Entrevista com Antonio Carrere, Presidente da John Deere no Brasil

A discussão sobre a sustentabilidade na indústria de máquinas agrícolas passa pelo uso de energia alternativa para substituir o petróleo, mas não se restringe a esse aspecto, afirma Antonio Carrere, presidente da John Deere no Brasil.

É preciso melhorar a eficiência das máquinas de grande porte, que ainda usam combustíveis de origem fóssil, para que elas trabalhem mais usando cada vez menos combustível. A seguir, leia a entrevista com o executivo.

GLOBO RURAL: O uso de energia limpa é um dos temas centrais nas iniciativas de combate às mudanças climáticas. Qual a perspectiva de adoção em larga escala de combustíveis alternativos no abastecimento de máquinas agrícolas?

* Exercício curto a
Reproduza sem alterações as linhas dos registros desde a primeira até a linha que contém "build-settings-title: Build and", com ambas as extremidades incluídas.
A entrevista e os registros têm origens diferentes.

* Registros de dados
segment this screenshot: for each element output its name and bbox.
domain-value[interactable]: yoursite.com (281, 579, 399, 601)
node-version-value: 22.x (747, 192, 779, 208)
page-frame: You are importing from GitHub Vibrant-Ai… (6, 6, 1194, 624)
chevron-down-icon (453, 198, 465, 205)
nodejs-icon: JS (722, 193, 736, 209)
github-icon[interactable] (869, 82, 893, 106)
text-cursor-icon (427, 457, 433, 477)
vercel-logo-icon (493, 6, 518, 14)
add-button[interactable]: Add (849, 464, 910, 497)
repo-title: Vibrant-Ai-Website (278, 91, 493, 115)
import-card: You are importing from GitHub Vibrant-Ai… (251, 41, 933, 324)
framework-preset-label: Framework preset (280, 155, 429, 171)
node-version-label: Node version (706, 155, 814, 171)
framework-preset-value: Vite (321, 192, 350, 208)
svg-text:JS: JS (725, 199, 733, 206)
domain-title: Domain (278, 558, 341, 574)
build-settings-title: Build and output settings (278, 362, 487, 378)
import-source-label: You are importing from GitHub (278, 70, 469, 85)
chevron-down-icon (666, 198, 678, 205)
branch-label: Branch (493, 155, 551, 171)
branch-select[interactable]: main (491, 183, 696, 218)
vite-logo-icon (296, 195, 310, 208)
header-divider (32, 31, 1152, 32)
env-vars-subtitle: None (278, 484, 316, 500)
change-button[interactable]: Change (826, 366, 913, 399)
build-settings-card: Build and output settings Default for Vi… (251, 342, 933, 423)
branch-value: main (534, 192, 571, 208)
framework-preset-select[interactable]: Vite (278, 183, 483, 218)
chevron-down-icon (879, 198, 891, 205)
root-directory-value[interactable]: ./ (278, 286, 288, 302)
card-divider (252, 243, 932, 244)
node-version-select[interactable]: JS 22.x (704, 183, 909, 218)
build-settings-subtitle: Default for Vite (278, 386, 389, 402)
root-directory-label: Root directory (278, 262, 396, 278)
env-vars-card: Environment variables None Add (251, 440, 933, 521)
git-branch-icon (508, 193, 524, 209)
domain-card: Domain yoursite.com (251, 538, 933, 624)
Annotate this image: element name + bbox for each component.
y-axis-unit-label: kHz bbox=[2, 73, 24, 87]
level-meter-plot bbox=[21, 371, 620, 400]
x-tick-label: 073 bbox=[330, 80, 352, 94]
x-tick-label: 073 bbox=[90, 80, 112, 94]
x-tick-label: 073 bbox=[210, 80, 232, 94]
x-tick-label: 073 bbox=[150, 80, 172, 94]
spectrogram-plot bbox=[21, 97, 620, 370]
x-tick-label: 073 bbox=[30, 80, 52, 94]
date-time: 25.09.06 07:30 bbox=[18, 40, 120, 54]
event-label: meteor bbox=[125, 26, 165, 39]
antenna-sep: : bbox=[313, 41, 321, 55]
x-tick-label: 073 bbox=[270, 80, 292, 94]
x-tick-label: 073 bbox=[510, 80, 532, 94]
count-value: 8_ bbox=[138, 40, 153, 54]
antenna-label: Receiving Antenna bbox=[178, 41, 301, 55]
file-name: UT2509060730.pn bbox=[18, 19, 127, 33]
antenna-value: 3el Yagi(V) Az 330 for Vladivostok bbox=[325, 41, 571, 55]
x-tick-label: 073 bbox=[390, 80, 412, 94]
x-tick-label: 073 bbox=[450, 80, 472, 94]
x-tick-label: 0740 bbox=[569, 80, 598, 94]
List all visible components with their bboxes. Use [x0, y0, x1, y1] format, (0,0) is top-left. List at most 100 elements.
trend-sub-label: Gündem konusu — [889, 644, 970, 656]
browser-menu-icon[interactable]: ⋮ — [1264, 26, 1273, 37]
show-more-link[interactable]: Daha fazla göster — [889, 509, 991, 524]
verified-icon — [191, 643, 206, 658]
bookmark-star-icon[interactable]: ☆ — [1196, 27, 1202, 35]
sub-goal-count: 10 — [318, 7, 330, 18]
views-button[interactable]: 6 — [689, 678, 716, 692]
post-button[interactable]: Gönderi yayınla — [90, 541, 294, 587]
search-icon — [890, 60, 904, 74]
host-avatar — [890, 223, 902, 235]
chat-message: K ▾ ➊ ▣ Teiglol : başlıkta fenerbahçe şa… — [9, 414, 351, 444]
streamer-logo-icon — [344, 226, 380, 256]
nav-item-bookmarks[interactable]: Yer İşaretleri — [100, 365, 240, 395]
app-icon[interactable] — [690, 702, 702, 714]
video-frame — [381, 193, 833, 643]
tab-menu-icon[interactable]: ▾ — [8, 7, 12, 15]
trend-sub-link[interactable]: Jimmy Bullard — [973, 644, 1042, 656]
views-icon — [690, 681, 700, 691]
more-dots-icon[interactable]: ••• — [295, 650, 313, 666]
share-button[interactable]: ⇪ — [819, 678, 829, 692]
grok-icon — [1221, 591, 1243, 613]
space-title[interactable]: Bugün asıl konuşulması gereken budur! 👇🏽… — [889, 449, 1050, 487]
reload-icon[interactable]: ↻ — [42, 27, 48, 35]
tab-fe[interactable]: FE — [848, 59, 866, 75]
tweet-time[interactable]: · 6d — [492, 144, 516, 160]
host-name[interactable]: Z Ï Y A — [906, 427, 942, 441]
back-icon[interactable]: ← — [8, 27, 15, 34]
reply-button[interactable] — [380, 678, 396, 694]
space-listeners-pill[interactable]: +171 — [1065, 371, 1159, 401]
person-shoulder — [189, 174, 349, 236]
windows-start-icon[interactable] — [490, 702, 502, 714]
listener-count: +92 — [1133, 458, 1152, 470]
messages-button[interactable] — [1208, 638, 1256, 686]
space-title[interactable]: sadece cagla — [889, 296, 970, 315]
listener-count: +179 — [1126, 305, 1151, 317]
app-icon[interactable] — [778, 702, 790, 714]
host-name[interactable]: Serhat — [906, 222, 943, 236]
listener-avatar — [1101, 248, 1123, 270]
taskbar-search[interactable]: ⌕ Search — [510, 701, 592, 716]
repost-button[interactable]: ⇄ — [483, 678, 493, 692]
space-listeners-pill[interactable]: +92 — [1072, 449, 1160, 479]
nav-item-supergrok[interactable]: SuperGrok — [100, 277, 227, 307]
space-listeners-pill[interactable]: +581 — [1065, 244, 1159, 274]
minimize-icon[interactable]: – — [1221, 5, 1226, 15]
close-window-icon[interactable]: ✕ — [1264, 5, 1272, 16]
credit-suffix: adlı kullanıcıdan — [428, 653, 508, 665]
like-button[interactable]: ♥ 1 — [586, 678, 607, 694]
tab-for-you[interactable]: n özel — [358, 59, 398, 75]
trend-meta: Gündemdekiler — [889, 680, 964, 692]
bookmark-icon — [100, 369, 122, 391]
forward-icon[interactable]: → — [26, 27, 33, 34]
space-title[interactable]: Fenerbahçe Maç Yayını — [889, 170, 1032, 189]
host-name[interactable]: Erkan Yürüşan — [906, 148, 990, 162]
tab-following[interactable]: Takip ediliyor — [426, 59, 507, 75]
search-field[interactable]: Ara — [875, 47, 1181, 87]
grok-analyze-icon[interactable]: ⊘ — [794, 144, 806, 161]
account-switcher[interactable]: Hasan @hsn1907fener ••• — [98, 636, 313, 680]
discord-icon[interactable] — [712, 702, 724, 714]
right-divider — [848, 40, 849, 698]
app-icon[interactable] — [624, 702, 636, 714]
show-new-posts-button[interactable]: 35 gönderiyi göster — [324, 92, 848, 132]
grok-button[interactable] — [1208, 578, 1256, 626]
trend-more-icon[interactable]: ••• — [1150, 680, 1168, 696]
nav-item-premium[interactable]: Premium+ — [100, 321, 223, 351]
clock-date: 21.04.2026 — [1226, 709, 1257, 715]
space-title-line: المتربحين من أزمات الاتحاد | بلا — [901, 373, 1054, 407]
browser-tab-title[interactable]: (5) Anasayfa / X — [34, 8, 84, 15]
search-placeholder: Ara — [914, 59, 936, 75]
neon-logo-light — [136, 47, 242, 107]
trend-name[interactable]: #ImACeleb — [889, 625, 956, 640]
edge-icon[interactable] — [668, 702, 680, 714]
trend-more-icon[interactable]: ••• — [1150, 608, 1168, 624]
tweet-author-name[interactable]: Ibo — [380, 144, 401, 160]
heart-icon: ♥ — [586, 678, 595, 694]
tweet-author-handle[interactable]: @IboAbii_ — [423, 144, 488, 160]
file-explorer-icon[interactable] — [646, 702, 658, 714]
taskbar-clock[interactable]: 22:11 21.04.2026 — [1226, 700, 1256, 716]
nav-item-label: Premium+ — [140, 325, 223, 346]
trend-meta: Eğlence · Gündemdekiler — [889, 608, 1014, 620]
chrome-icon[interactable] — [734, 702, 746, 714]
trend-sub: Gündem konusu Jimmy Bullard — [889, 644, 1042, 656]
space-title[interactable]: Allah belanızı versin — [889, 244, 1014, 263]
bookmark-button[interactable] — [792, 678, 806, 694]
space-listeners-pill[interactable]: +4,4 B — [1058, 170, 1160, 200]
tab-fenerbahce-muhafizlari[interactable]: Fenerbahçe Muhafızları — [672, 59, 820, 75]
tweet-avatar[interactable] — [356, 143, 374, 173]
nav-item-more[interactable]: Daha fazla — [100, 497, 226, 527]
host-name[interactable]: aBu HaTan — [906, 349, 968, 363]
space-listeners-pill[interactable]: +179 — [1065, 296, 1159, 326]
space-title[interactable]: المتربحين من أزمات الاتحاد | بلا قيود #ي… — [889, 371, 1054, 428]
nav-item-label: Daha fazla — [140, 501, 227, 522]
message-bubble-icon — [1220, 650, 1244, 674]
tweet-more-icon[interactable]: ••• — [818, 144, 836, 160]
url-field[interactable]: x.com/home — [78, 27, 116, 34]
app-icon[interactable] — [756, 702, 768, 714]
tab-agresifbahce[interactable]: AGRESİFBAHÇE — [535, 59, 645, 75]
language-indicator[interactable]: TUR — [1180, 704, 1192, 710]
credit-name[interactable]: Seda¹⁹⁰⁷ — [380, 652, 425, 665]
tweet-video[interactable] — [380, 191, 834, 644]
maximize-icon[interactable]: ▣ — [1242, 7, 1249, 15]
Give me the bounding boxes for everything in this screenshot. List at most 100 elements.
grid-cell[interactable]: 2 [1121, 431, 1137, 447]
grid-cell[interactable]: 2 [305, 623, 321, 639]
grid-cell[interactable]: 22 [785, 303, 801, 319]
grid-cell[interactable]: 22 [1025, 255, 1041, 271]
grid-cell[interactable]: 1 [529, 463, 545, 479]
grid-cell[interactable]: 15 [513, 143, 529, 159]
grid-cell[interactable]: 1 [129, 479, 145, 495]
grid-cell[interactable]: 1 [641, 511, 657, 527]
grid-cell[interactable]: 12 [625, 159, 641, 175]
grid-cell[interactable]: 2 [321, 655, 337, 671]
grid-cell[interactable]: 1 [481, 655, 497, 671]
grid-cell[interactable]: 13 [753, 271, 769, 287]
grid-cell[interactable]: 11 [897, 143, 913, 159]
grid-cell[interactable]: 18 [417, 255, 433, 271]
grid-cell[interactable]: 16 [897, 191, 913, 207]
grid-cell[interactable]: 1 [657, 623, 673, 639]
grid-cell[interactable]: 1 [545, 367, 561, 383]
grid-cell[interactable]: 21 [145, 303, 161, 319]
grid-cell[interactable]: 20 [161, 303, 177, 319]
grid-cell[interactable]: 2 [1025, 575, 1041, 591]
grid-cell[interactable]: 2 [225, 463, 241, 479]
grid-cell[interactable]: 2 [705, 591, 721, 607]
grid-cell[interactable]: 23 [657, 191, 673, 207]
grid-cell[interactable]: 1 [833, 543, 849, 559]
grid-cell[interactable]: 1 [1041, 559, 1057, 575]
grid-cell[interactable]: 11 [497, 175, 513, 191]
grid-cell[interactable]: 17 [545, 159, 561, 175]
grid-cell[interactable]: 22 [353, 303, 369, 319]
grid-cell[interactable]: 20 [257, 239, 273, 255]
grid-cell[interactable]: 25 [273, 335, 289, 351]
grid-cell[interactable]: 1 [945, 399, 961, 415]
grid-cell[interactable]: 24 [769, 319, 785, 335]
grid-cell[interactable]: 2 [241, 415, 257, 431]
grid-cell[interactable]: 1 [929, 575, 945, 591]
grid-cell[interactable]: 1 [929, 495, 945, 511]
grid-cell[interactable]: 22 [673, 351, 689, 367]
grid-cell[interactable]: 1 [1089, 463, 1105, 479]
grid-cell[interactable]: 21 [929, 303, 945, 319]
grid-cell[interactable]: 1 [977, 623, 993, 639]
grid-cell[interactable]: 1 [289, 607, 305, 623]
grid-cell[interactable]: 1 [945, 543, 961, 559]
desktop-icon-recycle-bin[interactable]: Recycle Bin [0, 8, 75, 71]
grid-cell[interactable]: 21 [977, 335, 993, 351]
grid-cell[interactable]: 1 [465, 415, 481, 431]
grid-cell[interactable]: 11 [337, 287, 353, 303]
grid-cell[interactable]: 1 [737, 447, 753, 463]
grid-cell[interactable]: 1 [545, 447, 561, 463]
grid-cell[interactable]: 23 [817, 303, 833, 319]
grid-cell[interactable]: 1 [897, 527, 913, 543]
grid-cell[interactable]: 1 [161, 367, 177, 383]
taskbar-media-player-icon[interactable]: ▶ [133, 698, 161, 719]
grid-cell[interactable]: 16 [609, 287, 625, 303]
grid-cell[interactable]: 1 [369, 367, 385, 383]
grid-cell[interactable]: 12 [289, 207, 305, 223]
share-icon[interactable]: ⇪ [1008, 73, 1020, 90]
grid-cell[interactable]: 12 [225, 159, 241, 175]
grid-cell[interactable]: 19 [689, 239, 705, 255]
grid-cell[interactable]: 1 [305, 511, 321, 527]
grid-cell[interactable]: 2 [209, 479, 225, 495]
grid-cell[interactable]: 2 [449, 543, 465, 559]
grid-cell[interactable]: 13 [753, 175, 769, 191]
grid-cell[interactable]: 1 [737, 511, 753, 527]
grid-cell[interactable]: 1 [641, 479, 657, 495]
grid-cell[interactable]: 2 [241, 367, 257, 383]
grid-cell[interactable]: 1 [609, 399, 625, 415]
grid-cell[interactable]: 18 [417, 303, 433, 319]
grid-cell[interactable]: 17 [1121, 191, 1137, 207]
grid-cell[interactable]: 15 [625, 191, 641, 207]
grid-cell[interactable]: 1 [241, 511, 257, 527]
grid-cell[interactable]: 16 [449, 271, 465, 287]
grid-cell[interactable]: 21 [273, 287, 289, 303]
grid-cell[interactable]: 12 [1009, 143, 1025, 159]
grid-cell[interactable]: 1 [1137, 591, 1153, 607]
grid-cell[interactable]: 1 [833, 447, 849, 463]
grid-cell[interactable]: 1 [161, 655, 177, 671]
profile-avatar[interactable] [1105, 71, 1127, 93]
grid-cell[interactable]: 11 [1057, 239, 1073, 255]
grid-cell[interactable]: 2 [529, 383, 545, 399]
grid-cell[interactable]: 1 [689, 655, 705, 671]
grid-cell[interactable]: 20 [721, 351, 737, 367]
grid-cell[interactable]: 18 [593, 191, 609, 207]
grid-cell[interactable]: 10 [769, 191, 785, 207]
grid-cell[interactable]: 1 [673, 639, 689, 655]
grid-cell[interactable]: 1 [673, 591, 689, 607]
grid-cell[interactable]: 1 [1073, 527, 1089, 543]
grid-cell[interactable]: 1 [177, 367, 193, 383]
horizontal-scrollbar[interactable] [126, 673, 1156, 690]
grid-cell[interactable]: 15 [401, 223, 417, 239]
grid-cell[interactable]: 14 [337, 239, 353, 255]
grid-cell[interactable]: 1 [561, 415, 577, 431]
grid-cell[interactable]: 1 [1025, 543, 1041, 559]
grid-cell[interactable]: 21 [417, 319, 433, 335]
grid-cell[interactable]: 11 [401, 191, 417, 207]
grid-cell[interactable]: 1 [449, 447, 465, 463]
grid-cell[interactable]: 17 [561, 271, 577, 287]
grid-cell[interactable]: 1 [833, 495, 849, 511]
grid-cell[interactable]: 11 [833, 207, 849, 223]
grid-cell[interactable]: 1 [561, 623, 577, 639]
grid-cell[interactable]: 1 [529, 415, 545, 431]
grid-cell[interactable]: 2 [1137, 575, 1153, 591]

* Exercício curto b
Devolva, copiado fielmente, o trecho da entrevista de "Entrevista com Antonio" a "com o executivo.".

* Resposta completa a
segment this screenshot: for each element output its name and bbox.
domain-value[interactable]: yoursite.com (281, 579, 399, 601)
node-version-value: 22.x (747, 192, 779, 208)
page-frame: You are importing from GitHub Vibrant-Ai… (6, 6, 1194, 624)
chevron-down-icon (453, 198, 465, 205)
nodejs-icon: JS (722, 193, 736, 209)
github-icon[interactable] (869, 82, 893, 106)
text-cursor-icon (427, 457, 433, 477)
vercel-logo-icon (493, 6, 518, 14)
add-button[interactable]: Add (849, 464, 910, 497)
repo-title: Vibrant-Ai-Website (278, 91, 493, 115)
import-card: You are importing from GitHub Vibrant-Ai… (251, 41, 933, 324)
framework-preset-label: Framework preset (280, 155, 429, 171)
node-version-label: Node version (706, 155, 814, 171)
framework-preset-value: Vite (321, 192, 350, 208)
svg-text:JS: JS (725, 199, 733, 206)
domain-title: Domain (278, 558, 341, 574)
build-settings-title: Build and output settings (278, 362, 487, 378)

* Resposta completa b
Entrevista com Antonio Carrere, Presidente da John Deere no Brasil

A discussão sobre a sustentabilidade na indústria de máquinas agrícolas passa pelo uso de energia alternativa para substituir o petróleo, mas não se restringe a esse aspecto, afirma Antonio Carrere, presidente da John Deere no Brasil.

É preciso melhorar a eficiência das máquinas de grande porte, que ainda usam combustíveis de origem fóssil, para que elas trabalhem mais usando cada vez menos combustível. A seguir, leia a entrevista com o executivo.